## Directions for this task
Reproduce each line exactly. Skip none.

## Provided information
'''
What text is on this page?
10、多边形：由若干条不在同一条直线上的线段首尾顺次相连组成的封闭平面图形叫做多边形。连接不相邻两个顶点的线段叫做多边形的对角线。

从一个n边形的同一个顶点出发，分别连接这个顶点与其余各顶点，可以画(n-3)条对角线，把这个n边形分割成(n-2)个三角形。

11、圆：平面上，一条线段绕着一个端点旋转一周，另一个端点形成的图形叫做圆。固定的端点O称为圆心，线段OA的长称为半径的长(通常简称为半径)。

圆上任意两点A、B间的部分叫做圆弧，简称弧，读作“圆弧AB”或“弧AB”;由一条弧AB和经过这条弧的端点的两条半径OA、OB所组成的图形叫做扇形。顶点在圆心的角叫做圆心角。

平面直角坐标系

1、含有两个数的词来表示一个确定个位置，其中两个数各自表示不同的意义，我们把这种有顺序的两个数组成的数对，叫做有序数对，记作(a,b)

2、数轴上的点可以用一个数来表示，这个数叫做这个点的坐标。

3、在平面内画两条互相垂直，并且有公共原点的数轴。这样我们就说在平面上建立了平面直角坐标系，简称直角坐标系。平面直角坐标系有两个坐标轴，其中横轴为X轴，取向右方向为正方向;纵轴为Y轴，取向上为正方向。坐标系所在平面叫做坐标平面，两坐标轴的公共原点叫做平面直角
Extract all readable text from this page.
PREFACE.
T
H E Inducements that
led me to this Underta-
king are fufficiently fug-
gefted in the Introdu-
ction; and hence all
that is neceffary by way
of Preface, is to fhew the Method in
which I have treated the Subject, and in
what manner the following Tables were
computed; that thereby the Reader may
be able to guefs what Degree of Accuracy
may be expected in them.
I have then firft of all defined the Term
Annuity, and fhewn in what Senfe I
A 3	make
'''
## Expected answer
What text is on this page?
10、多边形：由若干条不在同一条直线上的线段首尾顺次相连组成的封闭平面图形叫做多边形。连接不相邻两个顶点的线段叫做多边形的对角线。

从一个n边形的同一个顶点出发，分别连接这个顶点与其余各顶点，可以画(n-3)条对角线，把这个n边形分割成(n-2)个三角形。

11、圆：平面上，一条线段绕着一个端点旋转一周，另一个端点形成的图形叫做圆。固定的端点O称为圆心，线段OA的长称为半径的长(通常简称为半径)。

圆上任意两点A、B间的部分叫做圆弧，简称弧，读作“圆弧AB”或“弧AB”;由一条弧AB和经过这条弧的端点的两条半径OA、OB所组成的图形叫做扇形。顶点在圆心的角叫做圆心角。

平面直角坐标系

1、含有两个数的词来表示一个确定个位置，其中两个数各自表示不同的意义，我们把这种有顺序的两个数组成的数对，叫做有序数对，记作(a,b)

2、数轴上的点可以用一个数来表示，这个数叫做这个点的坐标。

3、在平面内画两条互相垂直，并且有公共原点的数轴。这样我们就说在平面上建立了平面直角坐标系，简称直角坐标系。平面直角坐标系有两个坐标轴，其中横轴为X轴，取向右方向为正方向;纵轴为Y轴，取向上为正方向。坐标系所在平面叫做坐标平面，两坐标轴的公共原点叫做平面直角
Extract all readable text from this page.
PREFACE.
T
H E Inducements that
led me to this Underta-
king are fufficiently fug-
gefted in the Introdu-
ction; and hence all
that is neceffary by way
of Preface, is to fhew the Method in
which I have treated the Subject, and in
what manner the following Tables were
computed; that thereby the Reader may
be able to guefs what Degree of Accuracy
may be expected in them.
I have then firft of all defined the Term
Annuity, and fhewn in what Senfe I
A 3	make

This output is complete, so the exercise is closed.